Exercise
Copy everything in the neurotoxin passage from "In another aspect, a method for rapidly" down to "of a wound.", substituting "muscle tension" for "dynamic tension".

Supplied passage
In another aspect, a method for prophylaxis of scar formation in patients undergoing a surgical procedure is provided. The method comprises administering a therapeutically effective amount of a fast-acting neurotoxin to a patient in the proximity of a wound created in the surgical procedure.
In another aspect, a method for rapidly reducing the dynamic tension around a wound is provided. The method comprises administering a therapeutically effective amount of a fast-acting and/or short-duration neurotoxin to a patient in the proximity of a wound.
In another aspect, a method for prophylaxis of scar formation in a patient who has recently undergone a surgical procedure and before a scar of the wound is visible is provided. The method comprises administering a therapeutically effective amount of a fast-acting neurotoxin to a patient in the proximity of a wound created in the surgical procedure.

Supplied records
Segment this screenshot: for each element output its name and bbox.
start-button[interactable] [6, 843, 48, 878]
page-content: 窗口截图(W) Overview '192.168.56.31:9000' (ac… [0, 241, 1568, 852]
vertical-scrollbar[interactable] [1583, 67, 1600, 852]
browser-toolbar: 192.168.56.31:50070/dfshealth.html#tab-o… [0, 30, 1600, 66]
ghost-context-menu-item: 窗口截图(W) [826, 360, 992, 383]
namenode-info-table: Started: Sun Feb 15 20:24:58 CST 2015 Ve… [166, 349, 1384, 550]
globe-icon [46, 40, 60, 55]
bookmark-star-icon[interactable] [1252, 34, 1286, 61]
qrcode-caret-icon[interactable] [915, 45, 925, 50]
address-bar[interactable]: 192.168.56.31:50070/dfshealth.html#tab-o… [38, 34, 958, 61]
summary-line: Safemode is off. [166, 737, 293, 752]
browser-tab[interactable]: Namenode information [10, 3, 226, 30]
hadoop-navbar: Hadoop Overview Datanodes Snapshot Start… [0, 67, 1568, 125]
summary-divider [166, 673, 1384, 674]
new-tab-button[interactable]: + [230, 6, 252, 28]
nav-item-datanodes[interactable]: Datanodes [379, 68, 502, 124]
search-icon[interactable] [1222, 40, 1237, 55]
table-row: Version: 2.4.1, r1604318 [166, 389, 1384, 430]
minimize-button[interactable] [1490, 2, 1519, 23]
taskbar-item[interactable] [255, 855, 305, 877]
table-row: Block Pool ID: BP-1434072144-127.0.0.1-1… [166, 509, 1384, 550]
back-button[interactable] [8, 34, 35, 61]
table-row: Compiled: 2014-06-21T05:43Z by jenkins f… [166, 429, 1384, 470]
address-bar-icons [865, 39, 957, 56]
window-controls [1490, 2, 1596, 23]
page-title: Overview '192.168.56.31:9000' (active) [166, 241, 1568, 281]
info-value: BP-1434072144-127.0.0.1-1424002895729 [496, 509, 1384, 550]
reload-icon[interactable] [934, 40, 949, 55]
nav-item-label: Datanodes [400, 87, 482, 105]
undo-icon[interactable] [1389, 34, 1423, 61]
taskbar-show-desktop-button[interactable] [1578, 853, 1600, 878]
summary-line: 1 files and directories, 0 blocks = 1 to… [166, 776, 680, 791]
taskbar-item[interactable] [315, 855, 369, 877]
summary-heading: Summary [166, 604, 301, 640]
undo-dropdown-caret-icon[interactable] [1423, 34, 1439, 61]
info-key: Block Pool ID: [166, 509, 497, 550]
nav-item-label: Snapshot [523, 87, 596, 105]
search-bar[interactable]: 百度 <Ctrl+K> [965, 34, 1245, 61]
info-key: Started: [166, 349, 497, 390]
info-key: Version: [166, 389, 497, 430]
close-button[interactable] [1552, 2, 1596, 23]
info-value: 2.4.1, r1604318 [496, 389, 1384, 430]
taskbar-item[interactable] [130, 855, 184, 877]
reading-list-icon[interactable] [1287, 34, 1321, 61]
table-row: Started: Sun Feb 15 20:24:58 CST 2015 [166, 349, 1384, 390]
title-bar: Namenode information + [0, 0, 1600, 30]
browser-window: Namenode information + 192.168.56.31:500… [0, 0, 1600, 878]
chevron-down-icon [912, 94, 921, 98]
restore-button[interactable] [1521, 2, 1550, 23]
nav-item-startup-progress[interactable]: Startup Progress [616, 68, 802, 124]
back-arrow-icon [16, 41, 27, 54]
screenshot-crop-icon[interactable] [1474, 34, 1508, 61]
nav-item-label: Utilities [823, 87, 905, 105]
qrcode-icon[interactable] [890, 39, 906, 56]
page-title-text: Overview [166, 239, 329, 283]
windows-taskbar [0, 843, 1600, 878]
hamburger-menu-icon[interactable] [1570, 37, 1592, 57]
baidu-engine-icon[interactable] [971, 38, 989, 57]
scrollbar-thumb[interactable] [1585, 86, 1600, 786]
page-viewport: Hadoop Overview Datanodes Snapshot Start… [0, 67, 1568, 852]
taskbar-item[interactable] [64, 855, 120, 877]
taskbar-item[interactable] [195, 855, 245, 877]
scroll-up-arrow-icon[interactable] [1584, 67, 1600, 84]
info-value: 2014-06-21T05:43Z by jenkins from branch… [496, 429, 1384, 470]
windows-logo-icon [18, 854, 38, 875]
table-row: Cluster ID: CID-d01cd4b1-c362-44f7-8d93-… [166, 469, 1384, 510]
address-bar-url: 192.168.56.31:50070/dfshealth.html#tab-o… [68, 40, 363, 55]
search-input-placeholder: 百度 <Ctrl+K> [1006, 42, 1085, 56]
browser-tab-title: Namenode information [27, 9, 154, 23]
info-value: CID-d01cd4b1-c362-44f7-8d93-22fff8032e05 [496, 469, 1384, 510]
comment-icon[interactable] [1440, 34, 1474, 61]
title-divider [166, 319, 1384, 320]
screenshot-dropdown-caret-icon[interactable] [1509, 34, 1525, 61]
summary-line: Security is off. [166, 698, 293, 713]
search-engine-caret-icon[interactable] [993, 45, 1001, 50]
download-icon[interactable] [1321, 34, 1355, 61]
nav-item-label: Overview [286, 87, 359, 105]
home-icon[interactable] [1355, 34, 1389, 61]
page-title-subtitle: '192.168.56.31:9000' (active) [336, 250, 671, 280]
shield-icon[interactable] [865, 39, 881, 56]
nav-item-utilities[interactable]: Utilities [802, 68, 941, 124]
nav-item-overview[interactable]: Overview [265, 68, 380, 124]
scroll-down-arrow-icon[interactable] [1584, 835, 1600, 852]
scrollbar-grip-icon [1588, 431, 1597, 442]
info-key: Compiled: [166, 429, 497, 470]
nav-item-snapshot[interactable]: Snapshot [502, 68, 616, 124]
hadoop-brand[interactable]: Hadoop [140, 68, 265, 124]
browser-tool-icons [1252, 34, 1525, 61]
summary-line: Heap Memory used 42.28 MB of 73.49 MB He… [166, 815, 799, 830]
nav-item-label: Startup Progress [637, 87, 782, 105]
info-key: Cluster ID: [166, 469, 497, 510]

Exercise output
In another aspect, a method for rapidly reducing the muscle tension around a wound is provided. The method comprises administering a therapeutically effective amount of a fast-acting and/or short-duration neurotoxin to a patient in the proximity of a wound.